*EXERCISE DESCRIPTION:*
Skip any picture you find and retype all the remaining lines exactly.

*Dataset items:*
········
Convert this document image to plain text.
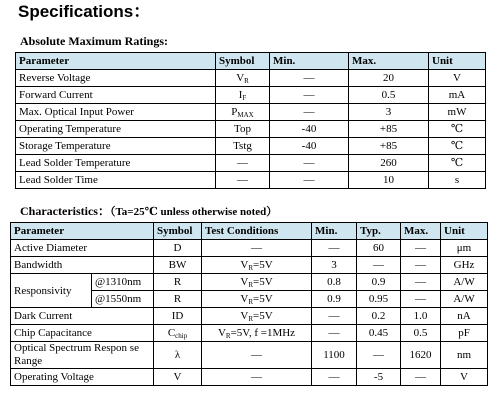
Specifications：
Absolute Maximum Ratings:
Parameter	Symbol	Min.	Max.	Unit
Reverse Voltage	$V_R$	—	20	V
Forward Current	$I_F$	—	0.5	mA
Max. Optical Input Power	$P_{MAX}$	—	3	mW
Operating Temperature	Top	-40	+85	℃
Storage Temperature	Tstg	-40	+85	℃
Lead Solder Temperature	—	—	260	℃
Lead Solder Time	—	—	10	s
Characteristics：（Ta=25℃ unless otherwise noted）
Parameter		Symbol	Test Conditions	Min.	Typ.	Max.	Unit
Active Diameter		D	—	—	60	—	μm
Bandwidth		BW	$V_R=5V$	3	—	—	GHz
Responsivity	@1310nm	R	$V_R=5V$	0.8	0.9	—	A/W
	@1550nm	R	$V_R=5V$	0.9	0.95	—	A/W
Dark Current		ID	$V_R=5V$	—	0.2	1.0	nA
Chip Capacitance		$C_{chip}$	$V_R=5V$, f =1MHz	—	0.45	0.5	pF
Optical Spectrum Respon se Range		λ	—	1100	—	1620	nm
Operating Voltage		V	—	—	-5	—	V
········
*CORRECT ANSWER:*
Convert this document image to plain text.
Specifications：
Absolute Maximum Ratings:
Parameter	Symbol	Min.	Max.	Unit
Reverse Voltage	$V_R$	—	20	V
Forward Current	$I_F$	—	0.5	mA
Max. Optical Input Power	$P_{MAX}$	—	3	mW
Operating Temperature	Top	-40	+85	℃
Storage Temperature	Tstg	-40	+85	℃
Lead Solder Temperature	—	—	260	℃
Lead Solder Time	—	—	10	s
Characteristics：（Ta=25℃ unless otherwise noted）
Parameter		Symbol	Test Conditions	Min.	Typ.	Max.	Unit
Active Diameter		D	—	—	60	—	μm
Bandwidth		BW	$V_R=5V$	3	—	—	GHz
Responsivity	@1310nm	R	$V_R=5V$	0.8	0.9	—	A/W
	@1550nm	R	$V_R=5V$	0.9	0.95	—	A/W
Dark Current		ID	$V_R=5V$	—	0.2	1.0	nA
Chip Capacitance		$C_{chip}$	$V_R=5V$, f =1MHz	—	0.45	0.5	pF
Optical Spectrum Respon se Range		λ	—	1100	—	1620	nm
Operating Voltage		V	—	—	-5	—	V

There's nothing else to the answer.